EXERCISE GOAL: Output exactly the lines from the line with "Parse this screenshot: output" through the end of the records below. Include nothing else.
[INPUT FOR THIS TASK start]
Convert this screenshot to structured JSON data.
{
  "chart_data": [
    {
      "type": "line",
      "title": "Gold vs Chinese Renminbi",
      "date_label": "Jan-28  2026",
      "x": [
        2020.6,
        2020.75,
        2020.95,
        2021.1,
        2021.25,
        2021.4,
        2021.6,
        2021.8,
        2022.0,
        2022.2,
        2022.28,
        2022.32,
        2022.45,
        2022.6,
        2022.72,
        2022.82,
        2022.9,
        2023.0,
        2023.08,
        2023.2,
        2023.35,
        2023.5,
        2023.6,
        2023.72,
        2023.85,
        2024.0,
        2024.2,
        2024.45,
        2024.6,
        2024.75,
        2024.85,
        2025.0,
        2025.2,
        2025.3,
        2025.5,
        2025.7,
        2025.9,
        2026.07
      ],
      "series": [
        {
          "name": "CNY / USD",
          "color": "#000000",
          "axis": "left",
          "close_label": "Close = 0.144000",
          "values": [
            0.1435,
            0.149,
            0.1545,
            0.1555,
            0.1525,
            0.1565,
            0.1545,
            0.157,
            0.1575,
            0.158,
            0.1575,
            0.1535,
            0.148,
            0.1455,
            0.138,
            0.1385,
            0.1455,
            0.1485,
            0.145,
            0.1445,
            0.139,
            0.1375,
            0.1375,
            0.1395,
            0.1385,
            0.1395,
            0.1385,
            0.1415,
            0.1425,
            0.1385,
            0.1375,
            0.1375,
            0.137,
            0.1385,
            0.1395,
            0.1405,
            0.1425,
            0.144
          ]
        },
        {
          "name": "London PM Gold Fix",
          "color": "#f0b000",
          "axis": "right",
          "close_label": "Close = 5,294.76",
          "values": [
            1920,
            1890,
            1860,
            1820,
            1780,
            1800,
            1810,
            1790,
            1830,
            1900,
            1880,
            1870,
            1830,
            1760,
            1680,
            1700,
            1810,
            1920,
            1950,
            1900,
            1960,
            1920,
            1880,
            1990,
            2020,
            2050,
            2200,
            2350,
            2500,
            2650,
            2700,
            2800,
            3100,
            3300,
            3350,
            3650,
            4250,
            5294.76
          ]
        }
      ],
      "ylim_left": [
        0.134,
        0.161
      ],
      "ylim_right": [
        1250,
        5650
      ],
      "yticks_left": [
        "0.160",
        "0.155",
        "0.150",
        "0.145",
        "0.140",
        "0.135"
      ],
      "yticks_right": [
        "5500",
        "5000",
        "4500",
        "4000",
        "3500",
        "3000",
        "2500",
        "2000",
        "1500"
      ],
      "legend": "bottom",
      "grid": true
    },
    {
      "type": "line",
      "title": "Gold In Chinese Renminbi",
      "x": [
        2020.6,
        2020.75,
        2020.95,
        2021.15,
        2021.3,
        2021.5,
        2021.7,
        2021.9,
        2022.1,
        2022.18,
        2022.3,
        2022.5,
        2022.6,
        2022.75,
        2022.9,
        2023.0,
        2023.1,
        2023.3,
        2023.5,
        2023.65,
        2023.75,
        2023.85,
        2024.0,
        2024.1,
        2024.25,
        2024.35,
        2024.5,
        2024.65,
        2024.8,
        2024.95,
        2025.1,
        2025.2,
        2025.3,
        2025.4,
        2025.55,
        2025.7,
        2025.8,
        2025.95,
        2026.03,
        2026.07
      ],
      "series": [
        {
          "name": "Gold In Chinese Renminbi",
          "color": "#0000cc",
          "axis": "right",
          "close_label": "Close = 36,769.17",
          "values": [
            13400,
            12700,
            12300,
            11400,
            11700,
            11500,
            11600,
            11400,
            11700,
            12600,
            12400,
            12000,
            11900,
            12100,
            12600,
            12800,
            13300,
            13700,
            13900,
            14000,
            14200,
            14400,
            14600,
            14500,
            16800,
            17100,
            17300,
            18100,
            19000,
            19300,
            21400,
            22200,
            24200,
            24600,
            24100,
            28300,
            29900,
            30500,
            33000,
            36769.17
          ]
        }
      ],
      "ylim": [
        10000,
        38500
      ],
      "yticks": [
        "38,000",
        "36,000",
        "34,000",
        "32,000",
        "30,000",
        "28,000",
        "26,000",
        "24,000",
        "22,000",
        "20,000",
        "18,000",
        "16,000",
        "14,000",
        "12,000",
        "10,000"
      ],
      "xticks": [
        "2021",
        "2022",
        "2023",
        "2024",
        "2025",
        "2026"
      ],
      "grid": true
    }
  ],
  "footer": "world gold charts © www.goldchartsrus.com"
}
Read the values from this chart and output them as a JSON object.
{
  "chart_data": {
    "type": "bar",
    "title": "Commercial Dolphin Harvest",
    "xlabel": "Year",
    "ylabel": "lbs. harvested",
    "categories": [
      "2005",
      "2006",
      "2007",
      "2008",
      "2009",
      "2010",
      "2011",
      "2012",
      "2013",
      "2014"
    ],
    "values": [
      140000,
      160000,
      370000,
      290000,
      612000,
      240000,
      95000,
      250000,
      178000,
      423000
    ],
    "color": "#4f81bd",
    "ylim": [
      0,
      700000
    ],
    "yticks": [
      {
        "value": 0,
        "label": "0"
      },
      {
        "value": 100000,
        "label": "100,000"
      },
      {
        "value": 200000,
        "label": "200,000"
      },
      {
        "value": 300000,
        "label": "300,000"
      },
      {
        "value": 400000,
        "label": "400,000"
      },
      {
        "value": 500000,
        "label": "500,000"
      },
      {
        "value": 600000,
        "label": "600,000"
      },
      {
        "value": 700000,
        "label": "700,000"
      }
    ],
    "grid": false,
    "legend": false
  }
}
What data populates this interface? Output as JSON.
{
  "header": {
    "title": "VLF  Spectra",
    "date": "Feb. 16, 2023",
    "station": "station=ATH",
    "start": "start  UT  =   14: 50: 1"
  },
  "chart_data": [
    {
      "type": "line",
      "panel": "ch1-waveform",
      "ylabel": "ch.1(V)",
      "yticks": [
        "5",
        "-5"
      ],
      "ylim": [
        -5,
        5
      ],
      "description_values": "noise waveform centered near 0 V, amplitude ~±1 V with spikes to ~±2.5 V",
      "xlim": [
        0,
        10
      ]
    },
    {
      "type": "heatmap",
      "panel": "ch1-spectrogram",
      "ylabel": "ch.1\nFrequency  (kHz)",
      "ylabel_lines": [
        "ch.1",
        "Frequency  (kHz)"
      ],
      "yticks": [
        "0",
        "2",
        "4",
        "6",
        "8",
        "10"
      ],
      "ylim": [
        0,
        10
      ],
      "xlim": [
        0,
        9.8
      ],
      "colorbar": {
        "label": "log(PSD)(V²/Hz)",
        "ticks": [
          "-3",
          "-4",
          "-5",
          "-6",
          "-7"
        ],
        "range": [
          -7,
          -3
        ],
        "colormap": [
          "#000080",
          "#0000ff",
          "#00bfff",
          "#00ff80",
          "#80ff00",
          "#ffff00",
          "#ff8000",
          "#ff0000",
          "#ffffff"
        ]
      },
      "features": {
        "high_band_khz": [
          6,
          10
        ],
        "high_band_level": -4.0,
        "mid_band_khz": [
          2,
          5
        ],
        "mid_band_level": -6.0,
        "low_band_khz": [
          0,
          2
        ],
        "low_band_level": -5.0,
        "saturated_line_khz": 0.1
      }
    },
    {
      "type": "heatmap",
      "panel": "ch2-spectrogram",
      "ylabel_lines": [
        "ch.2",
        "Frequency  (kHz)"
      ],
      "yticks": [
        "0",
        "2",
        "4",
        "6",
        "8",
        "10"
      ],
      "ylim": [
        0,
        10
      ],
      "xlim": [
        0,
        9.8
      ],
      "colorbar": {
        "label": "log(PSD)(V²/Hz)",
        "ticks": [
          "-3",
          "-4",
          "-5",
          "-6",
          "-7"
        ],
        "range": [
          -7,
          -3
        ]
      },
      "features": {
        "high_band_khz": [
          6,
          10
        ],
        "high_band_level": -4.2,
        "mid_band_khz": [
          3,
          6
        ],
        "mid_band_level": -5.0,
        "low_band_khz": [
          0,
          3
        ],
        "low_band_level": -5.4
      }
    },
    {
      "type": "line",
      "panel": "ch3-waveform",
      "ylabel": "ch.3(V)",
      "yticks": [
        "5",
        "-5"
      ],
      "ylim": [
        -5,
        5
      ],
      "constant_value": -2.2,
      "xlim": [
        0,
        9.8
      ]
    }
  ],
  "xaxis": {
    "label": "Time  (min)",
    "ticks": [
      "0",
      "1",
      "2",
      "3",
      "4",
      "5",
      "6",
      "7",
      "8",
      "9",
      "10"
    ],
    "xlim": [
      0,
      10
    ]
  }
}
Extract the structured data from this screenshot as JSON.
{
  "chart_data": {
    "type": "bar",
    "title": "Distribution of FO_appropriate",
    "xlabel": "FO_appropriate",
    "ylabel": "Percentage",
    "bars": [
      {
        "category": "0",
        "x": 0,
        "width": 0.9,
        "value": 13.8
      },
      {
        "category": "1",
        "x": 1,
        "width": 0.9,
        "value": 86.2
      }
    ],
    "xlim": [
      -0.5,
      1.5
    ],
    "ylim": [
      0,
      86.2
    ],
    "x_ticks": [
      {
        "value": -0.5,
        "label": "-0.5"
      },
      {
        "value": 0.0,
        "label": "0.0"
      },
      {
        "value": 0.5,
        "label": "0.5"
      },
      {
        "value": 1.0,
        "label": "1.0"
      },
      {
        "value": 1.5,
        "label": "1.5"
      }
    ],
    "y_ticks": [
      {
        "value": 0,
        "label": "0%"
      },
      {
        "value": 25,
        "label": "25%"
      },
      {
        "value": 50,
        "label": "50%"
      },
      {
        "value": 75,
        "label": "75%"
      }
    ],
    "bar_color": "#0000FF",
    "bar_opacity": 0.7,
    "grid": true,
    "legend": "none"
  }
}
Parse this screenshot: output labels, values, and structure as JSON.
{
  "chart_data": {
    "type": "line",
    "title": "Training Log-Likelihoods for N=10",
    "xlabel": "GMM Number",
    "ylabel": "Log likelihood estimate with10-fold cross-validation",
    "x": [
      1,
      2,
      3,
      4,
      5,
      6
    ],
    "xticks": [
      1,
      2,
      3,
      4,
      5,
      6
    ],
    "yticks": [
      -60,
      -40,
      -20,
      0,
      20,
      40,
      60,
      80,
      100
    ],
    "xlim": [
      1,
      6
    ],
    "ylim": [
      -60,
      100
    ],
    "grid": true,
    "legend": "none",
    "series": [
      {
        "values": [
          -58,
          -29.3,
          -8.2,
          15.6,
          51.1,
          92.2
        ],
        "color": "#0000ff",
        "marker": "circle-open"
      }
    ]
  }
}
[INPUT FOR THIS TASK end]
THE OUTPUT:
Parse this screenshot: output labels, values, and structure as JSON.
{
  "chart_data": {
    "type": "line",
    "title": "Training Log-Likelihoods for N=10",
    "xlabel": "GMM Number",
    "ylabel": "Log likelihood estimate with10-fold cross-validation",
    "x": [
      1,
      2,
      3,
      4,
      5,
      6
    ],
    "xticks": [
      1,
      2,
      3,
      4,
      5,
      6
    ],
    "yticks": [
      -60,
      -40,
      -20,
      0,
      20,
      40,
      60,
      80,
      100
    ],
    "xlim": [
      1,
      6
    ],
    "ylim": [
      -60,
      100
    ],
    "grid": true,
    "legend": "none",
    "series": [
      {
        "values": [
          -58,
          -29.3,
          -8.2,
          15.6,
          51.1,
          92.2
        ],
        "color": "#0000ff",
        "marker": "circle-open"
      }
    ]
  }
}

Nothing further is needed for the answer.